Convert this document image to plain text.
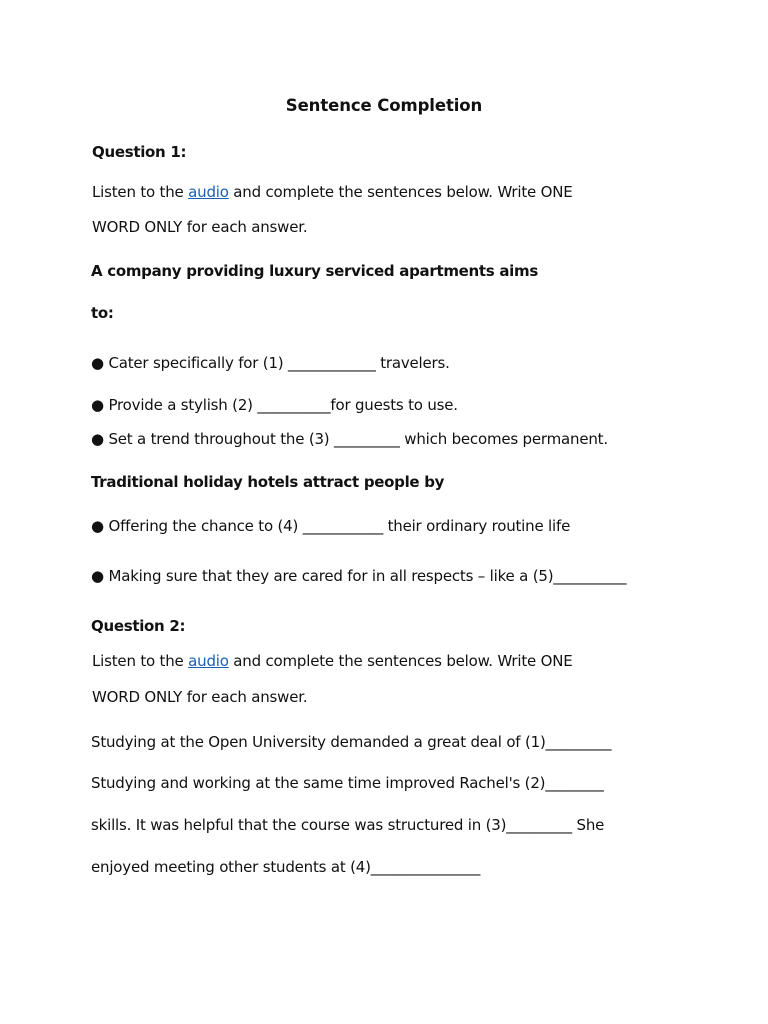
Sentence Completion
Question 1:
Listen to the audio and complete the sentences below. Write ONE
WORD ONLY for each answer.
A company providing luxury serviced apartments aims
to:
● Cater specifically for (1) ____________ travelers.
● Provide a stylish (2) __________for guests to use.
● Set a trend throughout the (3) _________ which becomes permanent.
Traditional holiday hotels attract people by
● Offering the chance to (4) ___________ their ordinary routine life
● Making sure that they are cared for in all respects – like a (5)__________
Question 2:
Listen to the audio and complete the sentences below. Write ONE
WORD ONLY for each answer.
Studying at the Open University demanded a great deal of (1)_________
Studying and working at the same time improved Rachel's (2)________
skills. It was helpful that the course was structured in (3)_________ She
enjoyed meeting other students at (4)_______________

- - - - -

Reproduce every record above exactly, but leave out the pictures.

Convert this document image to plain text.
Sentence Completion
Question 1:
Listen to the audio and complete the sentences below. Write ONE
WORD ONLY for each answer.
A company providing luxury serviced apartments aims
to:
● Cater specifically for (1) ____________ travelers.
● Provide a stylish (2) __________for guests to use.
● Set a trend throughout the (3) _________ which becomes permanent.
Traditional holiday hotels attract people by
● Offering the chance to (4) ___________ their ordinary routine life
● Making sure that they are cared for in all respects – like a (5)__________
Question 2:
Listen to the audio and complete the sentences below. Write ONE
WORD ONLY for each answer.
Studying at the Open University demanded a great deal of (1)_________
Studying and working at the same time improved Rachel's (2)________
skills. It was helpful that the course was structured in (3)_________ She
enjoyed meeting other students at (4)_______________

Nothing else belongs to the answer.